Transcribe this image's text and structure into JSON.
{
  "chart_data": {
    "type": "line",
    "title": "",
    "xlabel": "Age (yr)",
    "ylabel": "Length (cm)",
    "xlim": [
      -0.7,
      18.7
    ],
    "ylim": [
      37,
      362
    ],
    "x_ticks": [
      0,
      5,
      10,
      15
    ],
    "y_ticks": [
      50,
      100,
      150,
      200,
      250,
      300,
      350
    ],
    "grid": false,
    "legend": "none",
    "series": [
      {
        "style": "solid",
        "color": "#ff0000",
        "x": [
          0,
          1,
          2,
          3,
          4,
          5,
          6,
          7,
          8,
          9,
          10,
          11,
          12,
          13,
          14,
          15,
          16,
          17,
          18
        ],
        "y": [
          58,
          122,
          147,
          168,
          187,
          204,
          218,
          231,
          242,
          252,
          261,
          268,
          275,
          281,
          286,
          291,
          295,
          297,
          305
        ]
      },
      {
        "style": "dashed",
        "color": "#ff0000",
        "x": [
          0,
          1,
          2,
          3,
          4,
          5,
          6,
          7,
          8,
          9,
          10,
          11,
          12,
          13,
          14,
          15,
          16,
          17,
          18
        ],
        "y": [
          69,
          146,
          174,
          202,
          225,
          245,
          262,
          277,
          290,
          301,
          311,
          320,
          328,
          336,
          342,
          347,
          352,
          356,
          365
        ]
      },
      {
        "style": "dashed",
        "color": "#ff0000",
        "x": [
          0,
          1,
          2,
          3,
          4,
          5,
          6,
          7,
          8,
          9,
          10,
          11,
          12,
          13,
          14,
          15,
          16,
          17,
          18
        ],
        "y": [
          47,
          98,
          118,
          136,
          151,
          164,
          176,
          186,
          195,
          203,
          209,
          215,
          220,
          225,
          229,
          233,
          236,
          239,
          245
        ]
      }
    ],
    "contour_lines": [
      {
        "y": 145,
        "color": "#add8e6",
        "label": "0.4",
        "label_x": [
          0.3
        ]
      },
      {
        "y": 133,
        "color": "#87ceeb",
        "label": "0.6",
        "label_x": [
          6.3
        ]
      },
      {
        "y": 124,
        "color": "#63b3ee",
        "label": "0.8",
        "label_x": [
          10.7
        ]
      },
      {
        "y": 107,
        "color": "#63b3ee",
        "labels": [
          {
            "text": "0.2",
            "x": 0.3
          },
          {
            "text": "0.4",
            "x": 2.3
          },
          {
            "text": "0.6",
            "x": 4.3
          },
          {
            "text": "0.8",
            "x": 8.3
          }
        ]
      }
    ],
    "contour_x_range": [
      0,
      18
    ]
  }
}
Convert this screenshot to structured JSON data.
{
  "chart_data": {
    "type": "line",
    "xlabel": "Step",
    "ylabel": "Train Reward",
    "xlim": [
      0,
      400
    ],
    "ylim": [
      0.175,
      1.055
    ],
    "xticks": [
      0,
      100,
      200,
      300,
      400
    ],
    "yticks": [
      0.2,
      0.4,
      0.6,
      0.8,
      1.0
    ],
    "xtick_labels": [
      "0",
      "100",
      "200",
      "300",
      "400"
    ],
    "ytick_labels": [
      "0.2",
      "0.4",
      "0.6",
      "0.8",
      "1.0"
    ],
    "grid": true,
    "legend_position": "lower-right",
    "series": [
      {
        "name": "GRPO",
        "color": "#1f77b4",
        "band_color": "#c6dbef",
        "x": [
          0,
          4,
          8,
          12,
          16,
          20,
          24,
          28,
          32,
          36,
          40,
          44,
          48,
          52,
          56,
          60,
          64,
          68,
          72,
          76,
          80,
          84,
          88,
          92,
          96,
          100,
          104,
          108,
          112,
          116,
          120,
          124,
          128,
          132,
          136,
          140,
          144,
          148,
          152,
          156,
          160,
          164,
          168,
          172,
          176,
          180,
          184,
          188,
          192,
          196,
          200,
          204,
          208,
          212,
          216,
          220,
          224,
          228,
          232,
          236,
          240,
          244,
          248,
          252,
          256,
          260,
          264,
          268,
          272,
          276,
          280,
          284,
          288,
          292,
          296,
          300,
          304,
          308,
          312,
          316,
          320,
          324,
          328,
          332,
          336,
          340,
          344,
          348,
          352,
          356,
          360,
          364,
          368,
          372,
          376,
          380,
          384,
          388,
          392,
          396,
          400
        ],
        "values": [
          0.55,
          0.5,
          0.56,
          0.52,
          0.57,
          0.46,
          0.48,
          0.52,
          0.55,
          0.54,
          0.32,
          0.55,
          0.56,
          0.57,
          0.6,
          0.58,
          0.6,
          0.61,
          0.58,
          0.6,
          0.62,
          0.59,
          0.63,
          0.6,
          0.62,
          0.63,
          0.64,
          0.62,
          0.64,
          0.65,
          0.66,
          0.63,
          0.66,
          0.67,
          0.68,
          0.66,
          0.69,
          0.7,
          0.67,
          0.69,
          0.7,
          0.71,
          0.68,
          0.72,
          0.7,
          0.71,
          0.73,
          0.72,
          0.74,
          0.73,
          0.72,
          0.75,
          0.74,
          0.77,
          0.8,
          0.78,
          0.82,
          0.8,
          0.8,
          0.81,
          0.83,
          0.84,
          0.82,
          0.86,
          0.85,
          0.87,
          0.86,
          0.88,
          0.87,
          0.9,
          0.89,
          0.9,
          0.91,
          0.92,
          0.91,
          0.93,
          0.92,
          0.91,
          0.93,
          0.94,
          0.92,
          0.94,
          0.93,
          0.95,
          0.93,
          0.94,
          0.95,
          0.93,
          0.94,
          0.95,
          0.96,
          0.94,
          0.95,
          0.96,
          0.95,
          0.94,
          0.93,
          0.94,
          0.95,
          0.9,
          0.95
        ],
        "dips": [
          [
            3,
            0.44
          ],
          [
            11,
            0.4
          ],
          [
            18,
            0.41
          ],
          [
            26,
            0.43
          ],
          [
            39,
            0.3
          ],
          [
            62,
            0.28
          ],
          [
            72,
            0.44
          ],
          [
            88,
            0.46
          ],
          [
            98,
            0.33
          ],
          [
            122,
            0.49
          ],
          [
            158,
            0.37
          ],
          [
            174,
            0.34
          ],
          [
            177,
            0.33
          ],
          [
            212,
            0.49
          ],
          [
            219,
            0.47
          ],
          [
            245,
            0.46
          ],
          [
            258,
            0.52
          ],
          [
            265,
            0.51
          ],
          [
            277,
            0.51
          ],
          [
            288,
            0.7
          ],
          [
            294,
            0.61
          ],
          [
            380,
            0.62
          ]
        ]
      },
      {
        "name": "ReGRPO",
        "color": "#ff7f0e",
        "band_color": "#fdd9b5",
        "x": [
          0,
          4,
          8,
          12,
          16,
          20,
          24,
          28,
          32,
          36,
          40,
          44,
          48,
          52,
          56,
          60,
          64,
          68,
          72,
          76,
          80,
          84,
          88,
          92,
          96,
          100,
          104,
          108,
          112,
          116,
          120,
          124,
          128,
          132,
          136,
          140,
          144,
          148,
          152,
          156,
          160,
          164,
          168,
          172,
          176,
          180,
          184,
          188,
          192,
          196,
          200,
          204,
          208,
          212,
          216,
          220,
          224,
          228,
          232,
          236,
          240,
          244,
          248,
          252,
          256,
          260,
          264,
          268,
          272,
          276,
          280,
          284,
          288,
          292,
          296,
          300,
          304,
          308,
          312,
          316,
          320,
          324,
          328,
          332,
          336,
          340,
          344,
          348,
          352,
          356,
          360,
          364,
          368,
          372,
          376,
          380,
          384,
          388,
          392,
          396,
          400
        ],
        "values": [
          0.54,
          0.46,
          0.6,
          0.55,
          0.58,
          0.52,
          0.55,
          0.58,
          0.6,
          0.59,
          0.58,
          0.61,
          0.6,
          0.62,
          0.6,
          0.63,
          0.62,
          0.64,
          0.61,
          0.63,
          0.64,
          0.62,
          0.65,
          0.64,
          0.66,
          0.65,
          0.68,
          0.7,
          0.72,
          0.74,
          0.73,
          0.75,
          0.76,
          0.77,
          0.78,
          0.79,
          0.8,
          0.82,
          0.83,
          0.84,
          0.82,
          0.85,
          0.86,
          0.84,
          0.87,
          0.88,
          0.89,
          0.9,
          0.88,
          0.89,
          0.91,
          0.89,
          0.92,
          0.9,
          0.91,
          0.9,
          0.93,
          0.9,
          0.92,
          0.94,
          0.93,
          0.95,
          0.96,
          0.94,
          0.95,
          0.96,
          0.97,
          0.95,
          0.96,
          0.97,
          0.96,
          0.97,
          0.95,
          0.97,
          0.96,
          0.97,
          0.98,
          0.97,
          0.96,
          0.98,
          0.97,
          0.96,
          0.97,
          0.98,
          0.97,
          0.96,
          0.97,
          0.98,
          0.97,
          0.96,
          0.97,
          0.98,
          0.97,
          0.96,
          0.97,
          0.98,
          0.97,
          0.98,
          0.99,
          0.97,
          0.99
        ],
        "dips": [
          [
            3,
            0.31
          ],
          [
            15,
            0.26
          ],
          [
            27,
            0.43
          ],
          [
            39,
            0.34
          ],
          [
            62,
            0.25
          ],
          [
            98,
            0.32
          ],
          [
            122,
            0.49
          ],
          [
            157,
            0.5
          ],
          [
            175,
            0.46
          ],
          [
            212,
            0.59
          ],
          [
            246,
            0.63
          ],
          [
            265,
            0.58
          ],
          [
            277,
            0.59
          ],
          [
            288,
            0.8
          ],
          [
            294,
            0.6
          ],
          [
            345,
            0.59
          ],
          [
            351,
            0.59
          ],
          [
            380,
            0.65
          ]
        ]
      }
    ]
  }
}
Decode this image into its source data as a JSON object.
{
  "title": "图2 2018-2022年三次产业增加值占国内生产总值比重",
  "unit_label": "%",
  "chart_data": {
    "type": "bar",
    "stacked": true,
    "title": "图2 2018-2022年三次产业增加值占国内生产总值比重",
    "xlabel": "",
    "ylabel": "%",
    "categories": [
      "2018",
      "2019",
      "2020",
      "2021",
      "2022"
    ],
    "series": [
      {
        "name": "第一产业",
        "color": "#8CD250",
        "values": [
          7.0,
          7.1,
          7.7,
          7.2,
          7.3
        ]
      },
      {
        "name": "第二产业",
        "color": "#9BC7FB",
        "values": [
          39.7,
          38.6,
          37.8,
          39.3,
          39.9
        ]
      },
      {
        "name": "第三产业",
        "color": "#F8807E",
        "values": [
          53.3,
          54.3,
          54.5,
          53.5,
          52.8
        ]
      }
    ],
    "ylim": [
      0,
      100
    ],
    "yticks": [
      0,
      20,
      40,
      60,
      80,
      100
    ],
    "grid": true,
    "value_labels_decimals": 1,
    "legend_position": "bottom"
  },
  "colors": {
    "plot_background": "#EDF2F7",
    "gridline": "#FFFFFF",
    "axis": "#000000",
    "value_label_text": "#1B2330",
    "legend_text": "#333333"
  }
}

+--

§ DIRECTIVE: Look above for lines with the word "this" and copy them all.

§ EXERCISE RESULT:
Transcribe this image's text and structure into JSON.
Convert this screenshot to structured JSON data.
Decode this image into its source data as a JSON object.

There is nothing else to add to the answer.